>>>>

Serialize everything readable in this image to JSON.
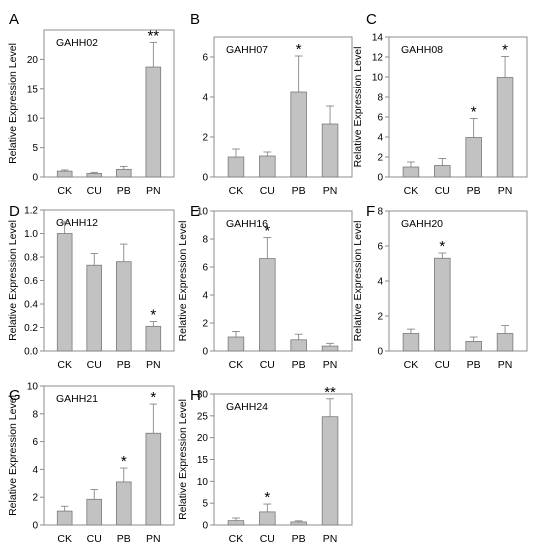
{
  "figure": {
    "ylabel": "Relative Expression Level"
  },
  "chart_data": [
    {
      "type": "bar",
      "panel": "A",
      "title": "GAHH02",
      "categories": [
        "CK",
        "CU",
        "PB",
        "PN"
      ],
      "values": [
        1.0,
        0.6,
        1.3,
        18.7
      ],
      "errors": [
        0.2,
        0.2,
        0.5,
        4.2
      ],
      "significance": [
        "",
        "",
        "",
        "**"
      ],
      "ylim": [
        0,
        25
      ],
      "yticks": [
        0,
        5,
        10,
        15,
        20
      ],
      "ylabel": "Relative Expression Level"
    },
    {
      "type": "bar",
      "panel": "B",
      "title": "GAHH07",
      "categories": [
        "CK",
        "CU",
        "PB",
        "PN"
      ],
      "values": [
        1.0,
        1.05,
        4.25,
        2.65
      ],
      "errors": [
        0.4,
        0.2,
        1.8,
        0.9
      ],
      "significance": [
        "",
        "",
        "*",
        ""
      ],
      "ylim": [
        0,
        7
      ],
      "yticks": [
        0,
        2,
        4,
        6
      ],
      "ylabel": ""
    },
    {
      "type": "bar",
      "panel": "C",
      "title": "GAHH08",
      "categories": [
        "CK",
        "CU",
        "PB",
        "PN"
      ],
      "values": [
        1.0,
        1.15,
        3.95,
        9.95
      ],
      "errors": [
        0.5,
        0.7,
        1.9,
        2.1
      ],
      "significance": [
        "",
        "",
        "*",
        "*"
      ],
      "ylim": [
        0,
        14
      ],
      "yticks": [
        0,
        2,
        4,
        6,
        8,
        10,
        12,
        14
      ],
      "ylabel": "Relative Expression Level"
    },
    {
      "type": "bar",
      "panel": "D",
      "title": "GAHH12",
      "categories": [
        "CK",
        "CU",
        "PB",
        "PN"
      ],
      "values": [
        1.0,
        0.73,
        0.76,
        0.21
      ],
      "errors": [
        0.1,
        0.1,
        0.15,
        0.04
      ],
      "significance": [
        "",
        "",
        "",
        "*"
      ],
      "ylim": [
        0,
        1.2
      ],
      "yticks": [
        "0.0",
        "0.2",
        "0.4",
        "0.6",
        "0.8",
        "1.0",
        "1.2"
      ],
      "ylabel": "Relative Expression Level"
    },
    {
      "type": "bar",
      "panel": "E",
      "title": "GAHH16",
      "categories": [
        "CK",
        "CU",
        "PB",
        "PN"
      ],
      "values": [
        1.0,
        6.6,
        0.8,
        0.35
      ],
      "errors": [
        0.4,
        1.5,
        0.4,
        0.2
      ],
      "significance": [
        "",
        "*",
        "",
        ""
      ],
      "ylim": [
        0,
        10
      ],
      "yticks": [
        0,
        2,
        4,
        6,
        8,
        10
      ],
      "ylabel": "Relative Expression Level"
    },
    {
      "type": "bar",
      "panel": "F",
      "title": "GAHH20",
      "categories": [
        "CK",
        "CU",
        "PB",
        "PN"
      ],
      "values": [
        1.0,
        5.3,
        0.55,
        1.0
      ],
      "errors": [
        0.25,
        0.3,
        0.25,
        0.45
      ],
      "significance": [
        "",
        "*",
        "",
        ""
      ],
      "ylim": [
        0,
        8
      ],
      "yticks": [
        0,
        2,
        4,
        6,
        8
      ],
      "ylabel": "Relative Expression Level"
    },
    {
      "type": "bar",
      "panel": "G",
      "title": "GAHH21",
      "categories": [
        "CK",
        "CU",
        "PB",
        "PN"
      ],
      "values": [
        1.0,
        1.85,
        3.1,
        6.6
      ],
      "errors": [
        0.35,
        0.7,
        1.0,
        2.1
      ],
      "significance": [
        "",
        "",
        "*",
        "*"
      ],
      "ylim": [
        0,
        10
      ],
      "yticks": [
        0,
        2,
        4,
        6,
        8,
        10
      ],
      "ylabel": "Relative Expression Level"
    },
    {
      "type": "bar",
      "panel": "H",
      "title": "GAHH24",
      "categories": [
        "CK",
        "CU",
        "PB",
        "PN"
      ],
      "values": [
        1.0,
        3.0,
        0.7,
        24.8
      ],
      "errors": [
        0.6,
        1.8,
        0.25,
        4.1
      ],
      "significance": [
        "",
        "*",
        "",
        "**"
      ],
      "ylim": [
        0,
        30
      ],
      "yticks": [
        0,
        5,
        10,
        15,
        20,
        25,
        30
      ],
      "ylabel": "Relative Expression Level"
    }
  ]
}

<<<<

Scan the material above. Copy each line that holds the word "title".

● **Written reply**:
      "title": "GAHH02",
      "title": "GAHH07",
      "title": "GAHH08",
      "title": "GAHH12",
      "title": "GAHH16",
      "title": "GAHH20",
      "title": "GAHH21",
      "title": "GAHH24",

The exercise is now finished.